§ **Tarea**
Extrae sin ningún cambio las líneas que van desde la primera hasta la que contiene "x-tick-label: 30 — [609, 435, 626, 450]", ambas incluidas.

§ **Datos sin procesar**
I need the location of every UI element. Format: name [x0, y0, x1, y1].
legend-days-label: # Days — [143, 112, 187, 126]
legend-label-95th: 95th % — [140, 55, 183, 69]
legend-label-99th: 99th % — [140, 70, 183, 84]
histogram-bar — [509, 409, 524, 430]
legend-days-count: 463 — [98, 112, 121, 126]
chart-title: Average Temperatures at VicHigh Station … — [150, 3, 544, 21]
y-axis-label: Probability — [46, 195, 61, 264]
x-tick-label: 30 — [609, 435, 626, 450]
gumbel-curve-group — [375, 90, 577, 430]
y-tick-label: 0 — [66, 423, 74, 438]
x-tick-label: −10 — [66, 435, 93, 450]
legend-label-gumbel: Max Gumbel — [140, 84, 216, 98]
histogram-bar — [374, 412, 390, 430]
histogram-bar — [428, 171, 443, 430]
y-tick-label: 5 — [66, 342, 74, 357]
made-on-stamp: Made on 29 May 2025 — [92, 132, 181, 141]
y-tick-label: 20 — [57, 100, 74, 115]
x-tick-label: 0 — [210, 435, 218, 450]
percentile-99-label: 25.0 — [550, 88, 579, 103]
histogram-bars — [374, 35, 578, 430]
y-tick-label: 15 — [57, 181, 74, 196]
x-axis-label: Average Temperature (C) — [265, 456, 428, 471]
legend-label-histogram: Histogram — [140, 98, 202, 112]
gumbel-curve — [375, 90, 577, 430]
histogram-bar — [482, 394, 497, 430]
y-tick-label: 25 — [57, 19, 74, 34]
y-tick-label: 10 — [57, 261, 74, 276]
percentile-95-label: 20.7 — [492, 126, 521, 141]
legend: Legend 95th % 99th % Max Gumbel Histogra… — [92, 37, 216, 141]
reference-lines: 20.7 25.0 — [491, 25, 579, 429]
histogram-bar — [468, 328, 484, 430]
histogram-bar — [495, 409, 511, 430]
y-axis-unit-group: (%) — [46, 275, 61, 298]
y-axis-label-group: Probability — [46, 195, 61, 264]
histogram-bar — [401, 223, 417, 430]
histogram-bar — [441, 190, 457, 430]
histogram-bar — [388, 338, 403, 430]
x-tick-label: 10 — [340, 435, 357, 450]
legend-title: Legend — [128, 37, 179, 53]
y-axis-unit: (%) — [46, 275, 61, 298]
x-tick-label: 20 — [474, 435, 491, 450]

§ **Respuesta correcta**
I need the location of every UI element. Format: name [x0, y0, x1, y1].
legend-days-label: # Days — [143, 112, 187, 126]
legend-label-95th: 95th % — [140, 55, 183, 69]
legend-label-99th: 99th % — [140, 70, 183, 84]
histogram-bar — [509, 409, 524, 430]
legend-days-count: 463 — [98, 112, 121, 126]
chart-title: Average Temperatures at VicHigh Station … — [150, 3, 544, 21]
y-axis-label: Probability — [46, 195, 61, 264]
x-tick-label: 30 — [609, 435, 626, 450]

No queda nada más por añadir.